* _GIVEN REQUEST_: Every line below that holds the string "icon" should be copied out.

* _MATERIALS PROVIDED_:
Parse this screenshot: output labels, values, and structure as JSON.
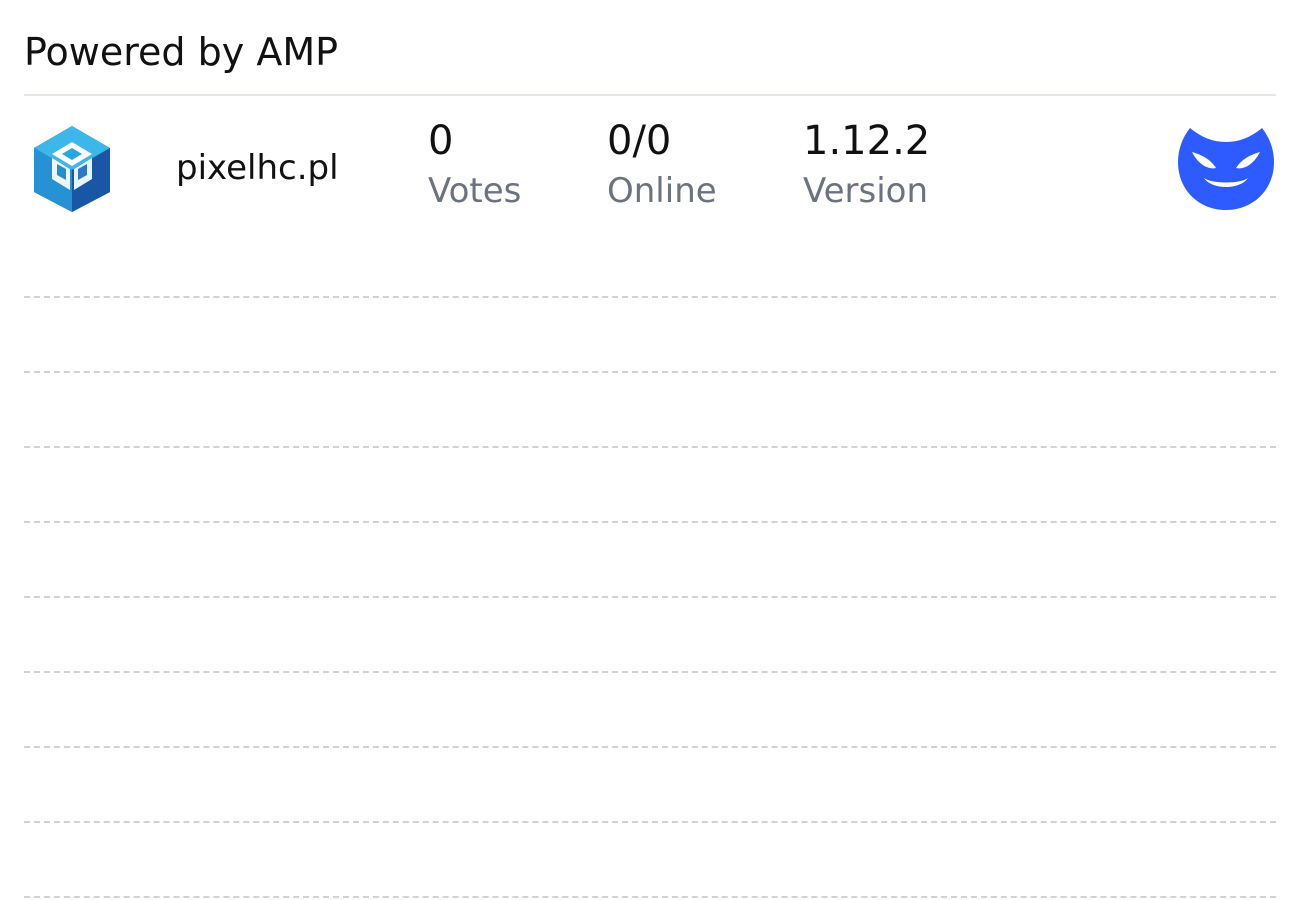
{
  "header": {
    "title": "Powered by AMP"
  },
  "server": {
    "name": "pixelhc.pl",
    "logo_icon": "pixelhc-cube-logo-icon",
    "stats": [
      {
        "value": "0",
        "label": "Votes"
      },
      {
        "value": "0/0",
        "label": "Online"
      },
      {
        "value": "1.12.2",
        "label": "Version"
      }
    ],
    "action_icon": "devil-face-icon"
  },
  "colors": {
    "accent": "#2e5bff",
    "logo_light": "#29a8e0",
    "logo_dark": "#1f63b5",
    "label_gray": "#6b7280",
    "divider": "#e3e6ea",
    "dashed_line": "#cfd2d6"
  }
}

* _TASK ANSWER_:
    "logo_icon": "pixelhc-cube-logo-icon",
    "action_icon": "devil-face-icon"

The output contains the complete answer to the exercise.